Description of the task:
Lines holding the string "Minigame" are the ones to copy; find them all in the data.

Task material:
● ● ● ●

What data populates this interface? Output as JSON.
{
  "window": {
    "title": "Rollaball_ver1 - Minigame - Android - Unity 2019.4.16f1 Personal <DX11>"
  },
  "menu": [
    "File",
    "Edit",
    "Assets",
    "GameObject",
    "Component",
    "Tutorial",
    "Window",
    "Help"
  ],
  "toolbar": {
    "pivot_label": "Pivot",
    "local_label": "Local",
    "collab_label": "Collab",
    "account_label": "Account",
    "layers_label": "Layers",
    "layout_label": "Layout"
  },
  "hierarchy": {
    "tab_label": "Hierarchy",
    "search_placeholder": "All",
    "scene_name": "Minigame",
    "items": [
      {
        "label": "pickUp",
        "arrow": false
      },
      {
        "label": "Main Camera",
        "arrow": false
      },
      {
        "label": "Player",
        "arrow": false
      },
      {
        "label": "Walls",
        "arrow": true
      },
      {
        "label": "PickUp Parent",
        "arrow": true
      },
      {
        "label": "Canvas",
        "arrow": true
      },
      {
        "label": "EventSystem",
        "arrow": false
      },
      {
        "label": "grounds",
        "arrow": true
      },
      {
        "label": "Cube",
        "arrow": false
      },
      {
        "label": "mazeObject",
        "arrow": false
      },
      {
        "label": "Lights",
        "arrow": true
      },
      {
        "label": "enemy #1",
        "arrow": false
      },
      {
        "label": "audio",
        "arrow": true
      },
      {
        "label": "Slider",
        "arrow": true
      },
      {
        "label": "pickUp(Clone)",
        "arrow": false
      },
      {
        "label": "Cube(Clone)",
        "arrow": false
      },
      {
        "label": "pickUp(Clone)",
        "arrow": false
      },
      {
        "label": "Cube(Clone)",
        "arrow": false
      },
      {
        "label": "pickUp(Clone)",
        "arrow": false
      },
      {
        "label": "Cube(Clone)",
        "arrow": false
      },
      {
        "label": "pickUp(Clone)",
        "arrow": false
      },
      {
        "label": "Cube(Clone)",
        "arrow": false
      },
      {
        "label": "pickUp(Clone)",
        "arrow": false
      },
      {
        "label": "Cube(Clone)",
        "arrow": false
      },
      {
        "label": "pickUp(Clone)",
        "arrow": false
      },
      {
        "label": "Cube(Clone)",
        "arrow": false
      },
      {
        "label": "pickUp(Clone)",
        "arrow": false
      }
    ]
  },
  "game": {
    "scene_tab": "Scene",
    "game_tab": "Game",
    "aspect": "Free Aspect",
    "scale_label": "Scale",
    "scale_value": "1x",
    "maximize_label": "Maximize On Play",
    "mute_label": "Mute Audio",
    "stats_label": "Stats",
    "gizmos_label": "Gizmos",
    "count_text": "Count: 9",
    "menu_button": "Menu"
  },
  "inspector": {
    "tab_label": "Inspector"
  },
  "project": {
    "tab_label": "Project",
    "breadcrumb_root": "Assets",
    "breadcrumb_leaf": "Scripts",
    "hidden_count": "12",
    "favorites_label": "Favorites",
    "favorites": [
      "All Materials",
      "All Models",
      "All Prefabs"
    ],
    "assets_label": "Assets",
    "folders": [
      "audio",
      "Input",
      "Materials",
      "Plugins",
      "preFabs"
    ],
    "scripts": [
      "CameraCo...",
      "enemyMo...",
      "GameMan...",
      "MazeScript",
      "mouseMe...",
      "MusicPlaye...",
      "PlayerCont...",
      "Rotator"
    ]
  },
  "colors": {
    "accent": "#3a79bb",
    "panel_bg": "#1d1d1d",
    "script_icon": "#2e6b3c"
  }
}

● ● ● ●

Finished answer:
    "title": "Rollaball_ver1 - Minigame - Android - Unity 2019.4.16f1 Personal <DX11>"
    "scene_name": "Minigame",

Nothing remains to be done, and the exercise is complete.